## Text passage
──────

The MiFID II Amending Directive introduces significant changes to the MiFID II commodity framework, including to the position limit regime. ESMA’s proposals relating to the application of position limits to commodity derivatives focus on:
- developing procedures for financial entities undertaking hedging activities and for liquidity providers to apply for an exemption from position limits; and
- suggesting other technical adjustments to improve the application of the position limit regime in practice.
In addition, the consultation paper also contains ESMA’s proposals for technical standards on position management controls.
The consultation closes on 23 July 2021. ESMA intends to finalise the draft technical standards and submit a final report to the European Commission for endorsement by November 2021.
CRA Regulation: ESMA consults on guidelines on disclosure requirements for initial reviews and preliminary ratings
ESMA has published a consultation paper on guidelines on disclosure requirements for initial reviews and preliminary ratings under the Credit Rating Agencies Regulation (CRA Regulation).
The CRA Regulation includes a number of provisions that are designed to provide greater clarity to market participants as to whether entities or debt instruments have been subject to an initial review or a preliminary rating by CRAs before receiving a credit rating. The aim of these provisions is to mitigate against the effects of “ratings shopping”.
ESMA has engaged with CRAs over a number of years to assess current market practices around initial reviews and preliminary ratings with the aim of identifying possible inconsistencies in CRAs’ practices and defining necessary steps to address these inconsistencies.
This consultation proposes guidance to address the existing inconsistencies in the interpretation of the relevant provisions and, by extension, reduce (to the extent possible under the existing CRA Regulation provisions) the risks posed by rating shopping.
The proposed guidelines have three sections which aim to clarify ESMA’s views on:
- how the term “initial review and preliminary rating” should be understood for the purposes of the CRA Regulation’s public disclosure requirements;
- the content and timing of CRAs’ public disclosures for interactions that meet the standard of “initial review and preliminary rating”; and
- the steps to ensure these public disclosures are more accessible for investors and the market.
The consultation closes on 4 August 2021. ESMA will consider the responses it receives in Q3 2021 and expects to publish a final report by the end of Q4 2021. The draft guidelines are stated to apply from 1 July 2022.

──────

## Tasks for this exercise
A: In the ESMA consultations text, reproduce the part that begins at the words "This consultation proposes" and stops after "by rating shopping.".
B: In the ESMA consultations text, list every matter on which the proposed guidelines for initial reviews and preliminary ratings aim to clarify ESMA's views.

──────

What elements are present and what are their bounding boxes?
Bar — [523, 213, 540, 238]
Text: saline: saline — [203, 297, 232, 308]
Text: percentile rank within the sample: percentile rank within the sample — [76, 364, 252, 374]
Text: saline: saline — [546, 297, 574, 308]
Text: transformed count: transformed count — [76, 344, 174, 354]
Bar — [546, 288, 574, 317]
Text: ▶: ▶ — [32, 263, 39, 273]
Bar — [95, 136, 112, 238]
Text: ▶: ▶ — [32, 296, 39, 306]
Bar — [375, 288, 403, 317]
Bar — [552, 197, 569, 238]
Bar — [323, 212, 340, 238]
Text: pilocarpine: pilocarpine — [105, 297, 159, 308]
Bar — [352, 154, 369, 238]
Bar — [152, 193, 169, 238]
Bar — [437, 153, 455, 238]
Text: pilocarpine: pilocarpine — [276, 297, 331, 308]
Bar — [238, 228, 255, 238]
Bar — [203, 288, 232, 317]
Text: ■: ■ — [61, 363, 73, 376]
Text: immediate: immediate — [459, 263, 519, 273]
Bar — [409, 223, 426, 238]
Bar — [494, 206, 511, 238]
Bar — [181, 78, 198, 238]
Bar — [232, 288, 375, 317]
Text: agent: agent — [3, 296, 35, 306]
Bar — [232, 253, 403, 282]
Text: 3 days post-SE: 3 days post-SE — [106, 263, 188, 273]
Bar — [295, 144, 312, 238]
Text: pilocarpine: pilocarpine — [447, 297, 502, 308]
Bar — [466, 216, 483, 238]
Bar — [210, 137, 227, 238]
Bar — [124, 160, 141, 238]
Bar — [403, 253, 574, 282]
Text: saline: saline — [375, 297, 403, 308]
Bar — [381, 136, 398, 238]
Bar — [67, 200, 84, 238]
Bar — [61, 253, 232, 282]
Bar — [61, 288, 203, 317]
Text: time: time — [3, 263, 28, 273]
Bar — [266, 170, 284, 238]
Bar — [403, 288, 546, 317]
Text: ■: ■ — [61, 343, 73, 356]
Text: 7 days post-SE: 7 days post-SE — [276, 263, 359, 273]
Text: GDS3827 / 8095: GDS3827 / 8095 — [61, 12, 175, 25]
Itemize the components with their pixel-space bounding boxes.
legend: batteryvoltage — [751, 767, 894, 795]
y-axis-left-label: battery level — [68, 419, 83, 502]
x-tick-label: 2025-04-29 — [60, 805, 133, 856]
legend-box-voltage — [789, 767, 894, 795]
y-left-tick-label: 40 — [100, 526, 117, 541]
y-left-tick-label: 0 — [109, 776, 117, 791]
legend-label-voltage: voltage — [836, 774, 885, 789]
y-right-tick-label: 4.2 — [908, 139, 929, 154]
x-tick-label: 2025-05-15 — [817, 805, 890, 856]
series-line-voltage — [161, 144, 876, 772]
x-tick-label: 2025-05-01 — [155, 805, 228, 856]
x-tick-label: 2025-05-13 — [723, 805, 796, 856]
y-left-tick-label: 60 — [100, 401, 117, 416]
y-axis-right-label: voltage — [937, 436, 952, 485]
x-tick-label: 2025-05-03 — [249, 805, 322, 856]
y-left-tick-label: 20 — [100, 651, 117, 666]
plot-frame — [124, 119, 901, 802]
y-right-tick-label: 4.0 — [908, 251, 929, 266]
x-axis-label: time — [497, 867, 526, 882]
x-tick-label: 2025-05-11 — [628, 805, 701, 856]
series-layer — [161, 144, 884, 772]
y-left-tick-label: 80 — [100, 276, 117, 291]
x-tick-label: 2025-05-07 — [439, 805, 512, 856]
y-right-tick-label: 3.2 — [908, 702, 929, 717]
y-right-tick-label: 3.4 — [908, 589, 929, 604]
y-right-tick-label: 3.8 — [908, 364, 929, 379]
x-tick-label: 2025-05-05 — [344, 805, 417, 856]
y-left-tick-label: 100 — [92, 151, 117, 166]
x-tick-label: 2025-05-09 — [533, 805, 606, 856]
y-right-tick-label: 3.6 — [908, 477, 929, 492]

──────

## Results by task
A:
This consultation proposes guidance to address the existing inconsistencies in the interpretation of the relevant provisions and, by extension, reduce (to the extent possible under the existing CRA Regulation provisions) the risks posed by rating shopping.

B:
- How the term "initial review and preliminary rating" should be understood for the purposes of the CRA Regulation's public disclosure requirements
- The content and timing of CRAs' public disclosures for interactions that meet the standard of "initial review and preliminary rating"
- The steps to ensure these public disclosures are more accessible for investors and the market